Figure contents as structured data
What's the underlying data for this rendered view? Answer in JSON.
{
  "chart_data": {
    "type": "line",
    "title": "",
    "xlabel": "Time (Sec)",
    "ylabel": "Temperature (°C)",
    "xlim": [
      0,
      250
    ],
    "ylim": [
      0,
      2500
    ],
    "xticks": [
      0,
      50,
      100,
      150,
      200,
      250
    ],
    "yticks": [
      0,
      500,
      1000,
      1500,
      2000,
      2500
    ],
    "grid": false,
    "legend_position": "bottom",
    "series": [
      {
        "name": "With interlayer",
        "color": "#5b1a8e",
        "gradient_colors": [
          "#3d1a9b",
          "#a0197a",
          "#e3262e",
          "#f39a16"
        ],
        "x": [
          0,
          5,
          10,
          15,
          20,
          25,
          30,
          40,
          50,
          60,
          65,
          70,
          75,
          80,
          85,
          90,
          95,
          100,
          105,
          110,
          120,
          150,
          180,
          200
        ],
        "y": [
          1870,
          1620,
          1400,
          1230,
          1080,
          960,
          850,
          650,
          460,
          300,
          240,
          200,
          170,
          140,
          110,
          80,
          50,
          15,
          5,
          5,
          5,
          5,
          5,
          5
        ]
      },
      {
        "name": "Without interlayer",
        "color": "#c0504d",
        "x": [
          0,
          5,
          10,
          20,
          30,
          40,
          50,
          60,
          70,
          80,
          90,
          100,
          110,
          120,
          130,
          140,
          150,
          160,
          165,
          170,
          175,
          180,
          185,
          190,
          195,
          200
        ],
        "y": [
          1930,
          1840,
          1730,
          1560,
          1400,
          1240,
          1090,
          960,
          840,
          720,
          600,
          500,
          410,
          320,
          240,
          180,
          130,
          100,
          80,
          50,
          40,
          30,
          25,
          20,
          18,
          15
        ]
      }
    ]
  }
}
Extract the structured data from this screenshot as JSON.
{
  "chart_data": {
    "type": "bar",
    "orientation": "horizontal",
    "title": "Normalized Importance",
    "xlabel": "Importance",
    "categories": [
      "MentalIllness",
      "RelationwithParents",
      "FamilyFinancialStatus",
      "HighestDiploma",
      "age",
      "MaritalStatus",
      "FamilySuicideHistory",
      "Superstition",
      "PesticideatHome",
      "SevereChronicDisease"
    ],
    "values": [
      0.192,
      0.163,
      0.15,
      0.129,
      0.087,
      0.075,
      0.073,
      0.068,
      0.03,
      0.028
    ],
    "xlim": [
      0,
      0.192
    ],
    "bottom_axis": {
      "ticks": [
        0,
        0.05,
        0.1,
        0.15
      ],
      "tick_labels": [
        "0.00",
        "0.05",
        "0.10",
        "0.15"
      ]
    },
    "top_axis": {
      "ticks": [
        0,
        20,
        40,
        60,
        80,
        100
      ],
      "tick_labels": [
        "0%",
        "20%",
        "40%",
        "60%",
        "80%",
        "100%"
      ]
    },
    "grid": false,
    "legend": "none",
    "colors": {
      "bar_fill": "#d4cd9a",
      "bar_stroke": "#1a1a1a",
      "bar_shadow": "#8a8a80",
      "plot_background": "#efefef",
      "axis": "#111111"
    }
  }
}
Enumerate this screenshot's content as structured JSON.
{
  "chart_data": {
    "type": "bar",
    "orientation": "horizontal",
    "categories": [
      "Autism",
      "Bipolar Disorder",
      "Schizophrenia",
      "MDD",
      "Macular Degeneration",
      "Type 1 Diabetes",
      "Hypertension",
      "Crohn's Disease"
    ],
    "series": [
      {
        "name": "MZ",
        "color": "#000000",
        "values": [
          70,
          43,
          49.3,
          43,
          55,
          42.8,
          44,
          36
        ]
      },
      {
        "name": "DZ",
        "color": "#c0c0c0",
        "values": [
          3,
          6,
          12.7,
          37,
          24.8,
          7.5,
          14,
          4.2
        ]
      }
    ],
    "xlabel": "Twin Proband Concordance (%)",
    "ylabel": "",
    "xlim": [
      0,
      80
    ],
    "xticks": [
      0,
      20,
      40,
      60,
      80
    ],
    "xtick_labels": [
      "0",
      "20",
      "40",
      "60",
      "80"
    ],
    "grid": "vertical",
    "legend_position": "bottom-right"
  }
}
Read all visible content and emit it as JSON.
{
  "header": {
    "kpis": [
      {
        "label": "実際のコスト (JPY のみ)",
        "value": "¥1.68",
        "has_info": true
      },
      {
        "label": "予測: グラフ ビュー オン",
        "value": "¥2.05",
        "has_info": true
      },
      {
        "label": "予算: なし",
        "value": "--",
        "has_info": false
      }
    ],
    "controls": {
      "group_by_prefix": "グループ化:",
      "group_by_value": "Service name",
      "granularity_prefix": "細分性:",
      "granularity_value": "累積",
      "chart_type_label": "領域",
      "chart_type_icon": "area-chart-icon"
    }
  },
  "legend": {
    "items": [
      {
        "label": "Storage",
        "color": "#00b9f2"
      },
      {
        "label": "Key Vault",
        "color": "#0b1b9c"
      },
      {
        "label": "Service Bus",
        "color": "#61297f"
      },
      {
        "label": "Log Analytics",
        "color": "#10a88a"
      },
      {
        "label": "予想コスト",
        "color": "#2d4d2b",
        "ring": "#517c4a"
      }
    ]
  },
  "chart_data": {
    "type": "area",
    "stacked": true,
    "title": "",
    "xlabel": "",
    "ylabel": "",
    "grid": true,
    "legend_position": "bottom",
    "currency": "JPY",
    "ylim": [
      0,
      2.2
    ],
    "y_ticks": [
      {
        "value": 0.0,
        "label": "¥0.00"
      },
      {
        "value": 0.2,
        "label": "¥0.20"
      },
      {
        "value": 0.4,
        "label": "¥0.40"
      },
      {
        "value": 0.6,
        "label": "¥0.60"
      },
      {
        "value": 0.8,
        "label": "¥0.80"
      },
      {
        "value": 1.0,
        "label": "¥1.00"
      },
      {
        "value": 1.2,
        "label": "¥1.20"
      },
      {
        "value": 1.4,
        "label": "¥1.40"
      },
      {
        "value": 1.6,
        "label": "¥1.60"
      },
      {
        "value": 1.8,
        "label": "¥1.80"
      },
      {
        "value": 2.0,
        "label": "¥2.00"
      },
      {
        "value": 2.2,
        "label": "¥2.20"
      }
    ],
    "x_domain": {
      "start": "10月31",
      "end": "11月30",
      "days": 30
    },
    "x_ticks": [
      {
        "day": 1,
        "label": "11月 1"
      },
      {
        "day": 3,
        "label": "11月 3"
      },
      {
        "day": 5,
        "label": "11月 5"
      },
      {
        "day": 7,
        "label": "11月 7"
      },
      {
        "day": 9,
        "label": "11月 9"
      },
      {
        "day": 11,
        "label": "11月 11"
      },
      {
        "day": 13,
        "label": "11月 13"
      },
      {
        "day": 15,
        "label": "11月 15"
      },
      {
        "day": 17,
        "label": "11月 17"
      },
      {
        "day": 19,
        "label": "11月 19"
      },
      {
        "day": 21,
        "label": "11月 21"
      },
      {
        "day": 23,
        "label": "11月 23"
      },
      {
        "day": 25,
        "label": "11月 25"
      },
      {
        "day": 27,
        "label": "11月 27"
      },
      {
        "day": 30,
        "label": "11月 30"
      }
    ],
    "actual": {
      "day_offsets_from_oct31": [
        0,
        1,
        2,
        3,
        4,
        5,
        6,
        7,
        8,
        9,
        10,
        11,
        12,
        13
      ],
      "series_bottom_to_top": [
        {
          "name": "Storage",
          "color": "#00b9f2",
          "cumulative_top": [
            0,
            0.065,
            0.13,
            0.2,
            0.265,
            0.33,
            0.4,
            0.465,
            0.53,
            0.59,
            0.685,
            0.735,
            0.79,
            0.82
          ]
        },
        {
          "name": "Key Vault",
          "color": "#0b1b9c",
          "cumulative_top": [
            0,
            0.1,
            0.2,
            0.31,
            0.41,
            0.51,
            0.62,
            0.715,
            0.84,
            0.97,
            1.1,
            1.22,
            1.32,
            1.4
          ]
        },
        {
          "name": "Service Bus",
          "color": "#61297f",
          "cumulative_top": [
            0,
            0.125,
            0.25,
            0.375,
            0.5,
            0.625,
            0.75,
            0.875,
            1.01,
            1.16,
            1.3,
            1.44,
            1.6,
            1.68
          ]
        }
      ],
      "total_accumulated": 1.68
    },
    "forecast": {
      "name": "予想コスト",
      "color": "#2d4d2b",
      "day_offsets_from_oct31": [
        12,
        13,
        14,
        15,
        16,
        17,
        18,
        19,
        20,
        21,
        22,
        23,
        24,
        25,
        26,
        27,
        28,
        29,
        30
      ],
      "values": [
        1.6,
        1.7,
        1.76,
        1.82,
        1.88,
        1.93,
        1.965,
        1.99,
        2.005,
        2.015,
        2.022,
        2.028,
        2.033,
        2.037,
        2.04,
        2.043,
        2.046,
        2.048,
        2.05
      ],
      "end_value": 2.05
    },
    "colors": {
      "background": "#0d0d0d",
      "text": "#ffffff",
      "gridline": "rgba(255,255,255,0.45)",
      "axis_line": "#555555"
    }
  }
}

Instructions to follow -
Identify the lines of the data that contain the word "interlayer". Copy each of them.

The solution -
        "name": "With interlayer",
        "name": "Without interlayer",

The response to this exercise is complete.